In the entries below, spot each line with the word "Access" and copy it.

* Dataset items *
-------------------------

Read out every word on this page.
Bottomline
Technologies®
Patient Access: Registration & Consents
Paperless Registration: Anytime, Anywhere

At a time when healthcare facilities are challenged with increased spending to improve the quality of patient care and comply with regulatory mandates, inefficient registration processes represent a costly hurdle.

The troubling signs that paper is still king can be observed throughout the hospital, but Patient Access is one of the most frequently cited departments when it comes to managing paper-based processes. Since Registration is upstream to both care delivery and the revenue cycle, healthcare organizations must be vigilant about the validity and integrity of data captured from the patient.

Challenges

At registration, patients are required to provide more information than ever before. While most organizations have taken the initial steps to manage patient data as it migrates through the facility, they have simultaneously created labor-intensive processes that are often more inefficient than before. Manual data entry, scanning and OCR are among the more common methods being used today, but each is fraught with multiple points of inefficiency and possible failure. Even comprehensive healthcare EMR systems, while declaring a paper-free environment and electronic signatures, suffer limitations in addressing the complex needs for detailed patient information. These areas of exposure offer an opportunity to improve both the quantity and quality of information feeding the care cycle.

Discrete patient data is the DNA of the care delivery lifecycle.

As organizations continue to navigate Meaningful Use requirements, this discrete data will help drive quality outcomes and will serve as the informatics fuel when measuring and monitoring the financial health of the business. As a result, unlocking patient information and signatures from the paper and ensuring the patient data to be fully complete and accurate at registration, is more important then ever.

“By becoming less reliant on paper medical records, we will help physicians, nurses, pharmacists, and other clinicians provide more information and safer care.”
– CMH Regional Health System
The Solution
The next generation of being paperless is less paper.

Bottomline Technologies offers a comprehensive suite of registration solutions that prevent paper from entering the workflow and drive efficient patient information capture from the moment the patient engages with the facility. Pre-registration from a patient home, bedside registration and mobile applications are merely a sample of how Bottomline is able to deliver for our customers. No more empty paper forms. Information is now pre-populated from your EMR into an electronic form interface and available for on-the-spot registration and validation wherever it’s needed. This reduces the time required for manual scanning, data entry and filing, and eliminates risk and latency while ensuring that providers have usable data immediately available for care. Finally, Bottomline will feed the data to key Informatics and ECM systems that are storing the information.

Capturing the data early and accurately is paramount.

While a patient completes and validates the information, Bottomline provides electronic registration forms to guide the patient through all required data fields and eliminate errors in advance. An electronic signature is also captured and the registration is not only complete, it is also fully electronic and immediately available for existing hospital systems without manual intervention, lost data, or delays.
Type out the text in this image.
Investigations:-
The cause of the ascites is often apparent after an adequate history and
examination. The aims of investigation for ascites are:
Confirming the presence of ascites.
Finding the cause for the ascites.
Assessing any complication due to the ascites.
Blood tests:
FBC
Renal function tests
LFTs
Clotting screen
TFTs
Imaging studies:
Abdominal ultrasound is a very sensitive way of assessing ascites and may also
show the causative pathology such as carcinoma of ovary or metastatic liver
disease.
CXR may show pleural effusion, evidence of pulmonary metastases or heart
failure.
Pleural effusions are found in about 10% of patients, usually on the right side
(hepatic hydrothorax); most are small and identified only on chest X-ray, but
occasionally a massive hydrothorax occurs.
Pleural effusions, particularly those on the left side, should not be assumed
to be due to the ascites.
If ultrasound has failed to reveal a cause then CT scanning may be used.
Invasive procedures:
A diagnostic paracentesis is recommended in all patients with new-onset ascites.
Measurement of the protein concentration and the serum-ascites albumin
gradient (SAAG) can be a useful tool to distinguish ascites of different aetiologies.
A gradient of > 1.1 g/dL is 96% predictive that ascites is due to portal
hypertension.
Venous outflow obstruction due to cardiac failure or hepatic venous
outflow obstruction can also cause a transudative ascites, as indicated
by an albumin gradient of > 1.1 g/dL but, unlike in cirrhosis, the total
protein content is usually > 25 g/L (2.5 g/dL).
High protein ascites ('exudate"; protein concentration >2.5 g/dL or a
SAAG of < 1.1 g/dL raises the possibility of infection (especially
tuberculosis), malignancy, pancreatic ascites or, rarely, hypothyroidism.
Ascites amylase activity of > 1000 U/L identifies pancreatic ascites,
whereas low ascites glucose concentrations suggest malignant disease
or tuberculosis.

-------------------------

* SOLUTION *
Patient Access: Registration & Consents
The troubling signs that paper is still king can be observed throughout the hospital, but Patient Access is one of the most frequently cited departments when it comes to managing paper-based processes. Since Registration is upstream to both care delivery and the revenue cycle, healthcare organizations must be vigilant about the validity and integrity of data captured from the patient.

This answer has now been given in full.